-- START OF Data for the task --

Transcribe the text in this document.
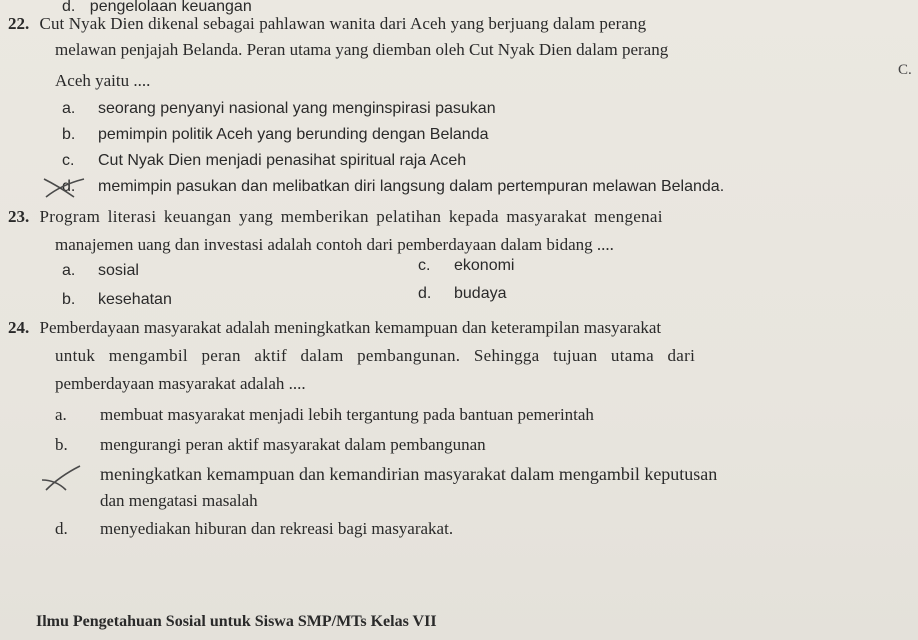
d. pengelolaan keuangan
22. Cut Nyak Dien dikenal sebagai pahlawan wanita dari Aceh yang berjuang dalam perang
melawan penjajah Belanda. Peran utama yang diemban oleh Cut Nyak Dien dalam perang
Aceh yaitu ....
C.
a. seorang penyanyi nasional yang menginspirasi pasukan
b. pemimpin politik Aceh yang berunding dengan Belanda
c. Cut Nyak Dien menjadi penasihat spiritual raja Aceh
d. memimpin pasukan dan melibatkan diri langsung dalam pertempuran melawan Belanda.
23. Program literasi keuangan yang memberikan pelatihan kepada masyarakat mengenai
manajemen uang dan investasi adalah contoh dari pemberdayaan dalam bidang ....
a. sosial	c. ekonomi
b. kesehatan	d. budaya
24. Pemberdayaan masyarakat adalah meningkatkan kemampuan dan keterampilan masyarakat
untuk mengambil peran aktif dalam pembangunan. Sehingga tujuan utama dari
pemberdayaan masyarakat adalah ....
a. membuat masyarakat menjadi lebih tergantung pada bantuan pemerintah
b. mengurangi peran aktif masyarakat dalam pembangunan
meningkatkan kemampuan dan kemandirian masyarakat dalam mengambil keputusan
dan mengatasi masalah
d. menyediakan hiburan dan rekreasi bagi masyarakat.
Ilmu Pengetahuan Sosial untuk Siswa SMP/MTs Kelas VII
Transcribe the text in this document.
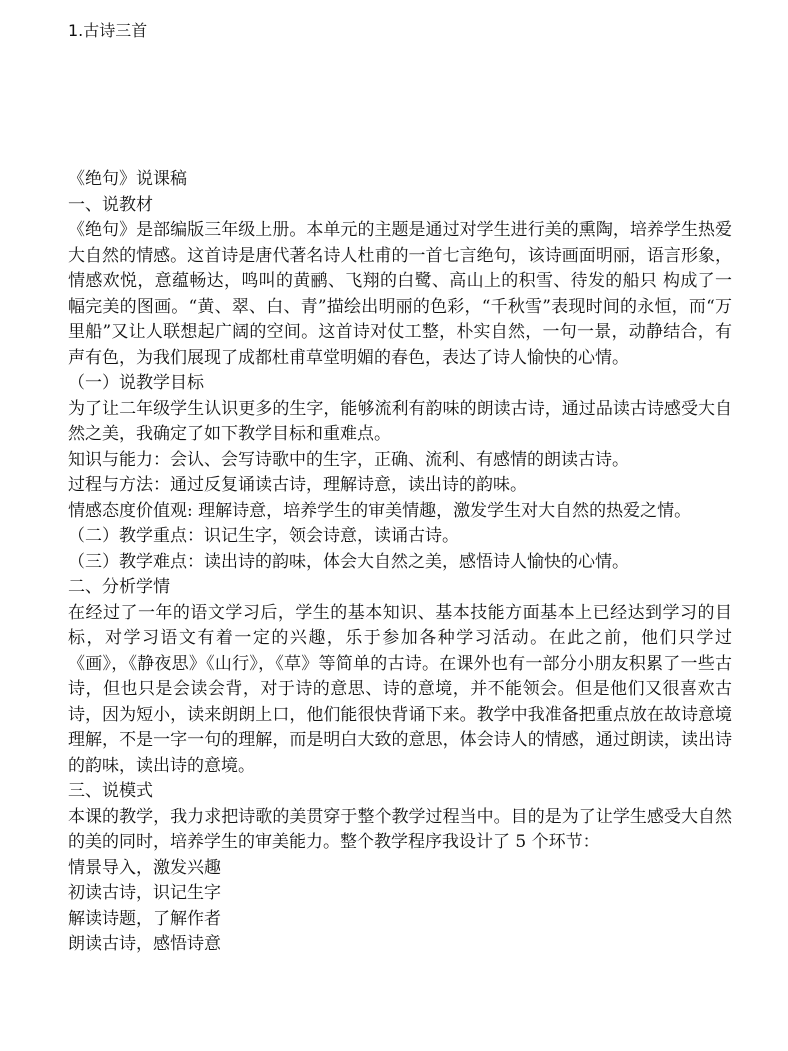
1.古诗三首

《绝句》说课稿

一、说教材

《绝句》是部编版三年级上册。本单元的主题是通过对学生进行美的熏陶，培养学生热爱大自然的情感。这首诗是唐代著名诗人杜甫的一首七言绝句，该诗画面明丽，语言形象，情感欢悦，意蕴畅达，鸣叫的黄鹂、飞翔的白鹭、高山上的积雪、待发的船只 构成了一幅完美的图画。“黄、翠、白、青”描绘出明丽的色彩，“千秋雪”表现时间的永恒，而“万里船”又让人联想起广阔的空间。这首诗对仗工整，朴实自然，一句一景，动静结合，有声有色，为我们展现了成都杜甫草堂明媚的春色，表达了诗人愉快的心情。

（一）说教学目标

为了让二年级学生认识更多的生字，能够流利有韵味的朗读古诗，通过品读古诗感受大自然之美，我确定了如下教学目标和重难点。

知识与能力：会认、会写诗歌中的生字，正确、流利、有感情的朗读古诗。

过程与方法：通过反复诵读古诗，理解诗意，读出诗的韵味。

情感态度价值观: 理解诗意，培养学生的审美情趣，激发学生对大自然的热爱之情。

（二）教学重点：识记生字，领会诗意，读诵古诗。

（三）教学难点：读出诗的韵味，体会大自然之美，感悟诗人愉快的心情。

二、分析学情

在经过了一年的语文学习后，学生的基本知识、基本技能方面基本上已经达到学习的目标，对学习语文有着一定的兴趣，乐于参加各种学习活动。在此之前，他们只学过《画》，《静夜思》《山行》，《草》等简单的古诗。在课外也有一部分小朋友积累了一些古诗，但也只是会读会背，对于诗的意思、诗的意境，并不能领会。但是他们又很喜欢古诗，因为短小，读来朗朗上口，他们能很快背诵下来。教学中我准备把重点放在故诗意境理解，不是一字一句的理解，而是明白大致的意思，体会诗人的情感，通过朗读，读出诗的韵味，读出诗的意境。

三、说模式

本课的教学，我力求把诗歌的美贯穿于整个教学过程当中。目的是为了让学生感受大自然的美的同时，培养学生的审美能力。整个教学程序我设计了 5 个环节：

情景导入，激发兴趣

初读古诗，识记生字

解读诗题，了解作者

朗读古诗，感悟诗意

-- END OF Data for the task --

§ Written instruction
For the entries shown above, give the number of lines that include the word "keuangan", without any other text.

§ Result of the exercise
2